━━━ SUPPLIED DATA ━━━

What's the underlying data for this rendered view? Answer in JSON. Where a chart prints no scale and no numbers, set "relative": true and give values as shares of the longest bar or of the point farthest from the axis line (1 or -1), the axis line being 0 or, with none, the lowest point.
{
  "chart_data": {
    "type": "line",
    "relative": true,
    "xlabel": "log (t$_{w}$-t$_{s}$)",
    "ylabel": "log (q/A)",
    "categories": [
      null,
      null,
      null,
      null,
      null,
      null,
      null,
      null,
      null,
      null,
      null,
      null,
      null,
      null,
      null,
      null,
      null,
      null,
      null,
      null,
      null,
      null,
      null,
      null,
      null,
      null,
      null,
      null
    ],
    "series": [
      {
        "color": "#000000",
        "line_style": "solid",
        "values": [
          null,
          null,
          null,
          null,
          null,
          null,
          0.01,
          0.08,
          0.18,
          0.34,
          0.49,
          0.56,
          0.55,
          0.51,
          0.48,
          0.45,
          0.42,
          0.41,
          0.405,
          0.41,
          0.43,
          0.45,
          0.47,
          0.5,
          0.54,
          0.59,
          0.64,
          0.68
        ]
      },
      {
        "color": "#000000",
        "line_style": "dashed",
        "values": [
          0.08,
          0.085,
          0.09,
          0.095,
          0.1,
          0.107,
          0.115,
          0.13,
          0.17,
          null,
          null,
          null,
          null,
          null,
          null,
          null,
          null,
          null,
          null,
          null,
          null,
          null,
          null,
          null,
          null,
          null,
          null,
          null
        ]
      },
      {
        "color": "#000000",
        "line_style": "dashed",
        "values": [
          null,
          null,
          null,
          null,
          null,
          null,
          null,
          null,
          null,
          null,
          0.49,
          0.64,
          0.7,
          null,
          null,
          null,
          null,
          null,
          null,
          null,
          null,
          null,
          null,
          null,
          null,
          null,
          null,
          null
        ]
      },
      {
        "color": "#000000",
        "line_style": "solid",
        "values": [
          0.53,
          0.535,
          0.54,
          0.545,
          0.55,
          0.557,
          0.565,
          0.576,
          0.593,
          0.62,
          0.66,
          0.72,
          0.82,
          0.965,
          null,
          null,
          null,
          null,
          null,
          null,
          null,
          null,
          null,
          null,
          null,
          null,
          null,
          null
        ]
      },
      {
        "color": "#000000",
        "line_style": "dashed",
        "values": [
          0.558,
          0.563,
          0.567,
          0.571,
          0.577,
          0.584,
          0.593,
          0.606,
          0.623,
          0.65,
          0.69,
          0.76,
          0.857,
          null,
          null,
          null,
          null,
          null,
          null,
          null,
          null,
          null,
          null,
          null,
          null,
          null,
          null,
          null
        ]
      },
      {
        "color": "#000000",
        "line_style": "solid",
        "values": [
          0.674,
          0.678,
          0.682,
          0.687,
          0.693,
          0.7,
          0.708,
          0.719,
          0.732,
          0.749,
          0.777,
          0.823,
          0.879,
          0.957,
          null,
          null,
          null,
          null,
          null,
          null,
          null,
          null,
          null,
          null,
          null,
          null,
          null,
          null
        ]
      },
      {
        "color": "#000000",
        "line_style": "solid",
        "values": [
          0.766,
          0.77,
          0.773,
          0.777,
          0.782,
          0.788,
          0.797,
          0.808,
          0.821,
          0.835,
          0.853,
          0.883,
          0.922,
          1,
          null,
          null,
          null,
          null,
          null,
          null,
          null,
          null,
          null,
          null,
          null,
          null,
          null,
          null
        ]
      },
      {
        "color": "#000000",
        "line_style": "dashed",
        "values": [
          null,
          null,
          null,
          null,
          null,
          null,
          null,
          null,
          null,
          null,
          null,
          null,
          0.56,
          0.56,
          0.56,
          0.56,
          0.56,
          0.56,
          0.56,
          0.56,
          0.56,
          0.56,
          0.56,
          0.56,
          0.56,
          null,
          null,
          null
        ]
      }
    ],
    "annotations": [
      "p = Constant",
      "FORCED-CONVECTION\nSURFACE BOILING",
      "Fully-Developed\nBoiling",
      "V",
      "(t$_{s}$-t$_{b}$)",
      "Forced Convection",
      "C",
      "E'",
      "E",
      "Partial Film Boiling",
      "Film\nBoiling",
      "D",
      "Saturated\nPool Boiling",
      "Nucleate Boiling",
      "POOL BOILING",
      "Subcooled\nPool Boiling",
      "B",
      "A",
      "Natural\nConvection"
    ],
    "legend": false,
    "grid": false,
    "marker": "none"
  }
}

━━━

» AIM
Look through the material above and pick out each line holding the word "relative".

» EXERCISE ANSWER
What's the underlying data for this rendered view? Answer in JSON. Where a chart prints no scale and no numbers, set "relative": true and give values as shares of the longest bar or of the point farthest from the axis line (1 or -1), the axis line being 0 or, with none, the lowest point.
    "relative": true,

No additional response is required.